## Working data:
+ + + +

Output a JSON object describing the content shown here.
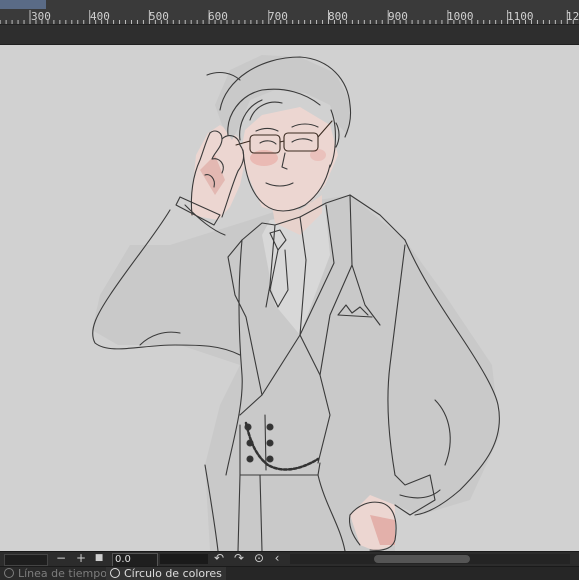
{
  "ruler": {
    "labels": [
      "300",
      "400",
      "500",
      "600",
      "700",
      "800",
      "900",
      "1000",
      "1100",
      "12"
    ],
    "tab_color": "#5a6b86"
  },
  "canvas": {
    "background": "#d1d1d1",
    "artwork": "drawing-of-man-in-suit-adjusting-glasses"
  },
  "timeline_controls": {
    "minus_label": "−",
    "plus_label": "+",
    "stop_label": "■",
    "value": "0.0",
    "undo_icon": "rotate-left-icon",
    "redo_icon": "rotate-right-icon",
    "reset_icon": "reset-rotation-icon",
    "prev_icon": "chevron-left-icon"
  },
  "panel_tabs": [
    {
      "label": "Línea de tiempo",
      "active": false
    },
    {
      "label": "Círculo de colores",
      "active": true
    }
  ]
}
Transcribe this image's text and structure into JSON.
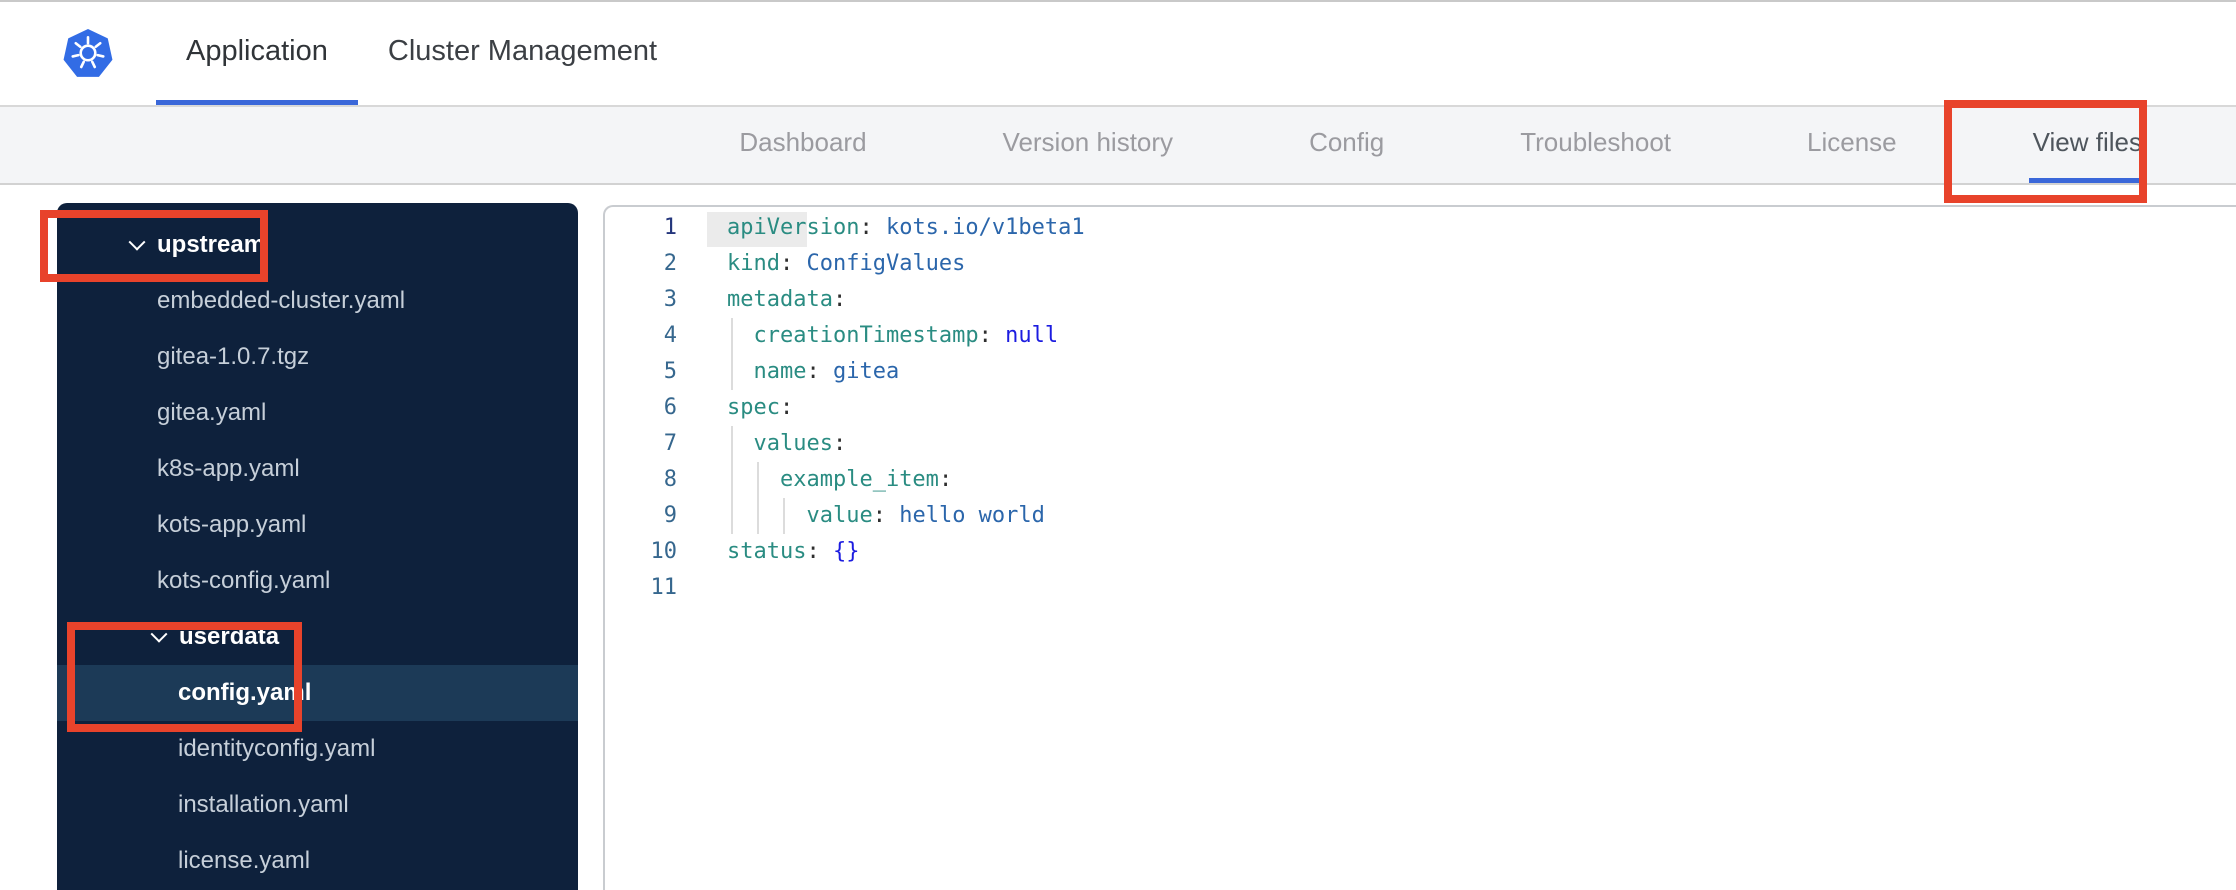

+ + + +

## Written instruction:
Output all of the data exactly as it stands, minus any images.

## Correct result:
Output a JSON object describing the content shown here.
{
  "ruler": {
    "labels": [
      "300",
      "400",
      "500",
      "600",
      "700",
      "800",
      "900",
      "1000",
      "1100",
      "12"
    ],
    "tab_color": "#5a6b86"
  },
  "canvas": {
    "background": "#d1d1d1",
    "artwork": "drawing-of-man-in-suit-adjusting-glasses"
  },
  "timeline_controls": {
    "minus_label": "−",
    "plus_label": "+",
    "stop_label": "■",
    "value": "0.0",
    "undo_icon": "rotate-left-icon",
    "redo_icon": "rotate-right-icon",
    "reset_icon": "reset-rotation-icon",
    "prev_icon": "chevron-left-icon"
  },
  "panel_tabs": [
    {
      "label": "Línea de tiempo",
      "active": false
    },
    {
      "label": "Círculo de colores",
      "active": true
    }
  ]
}
Transcribe this image's text and structure into JSON.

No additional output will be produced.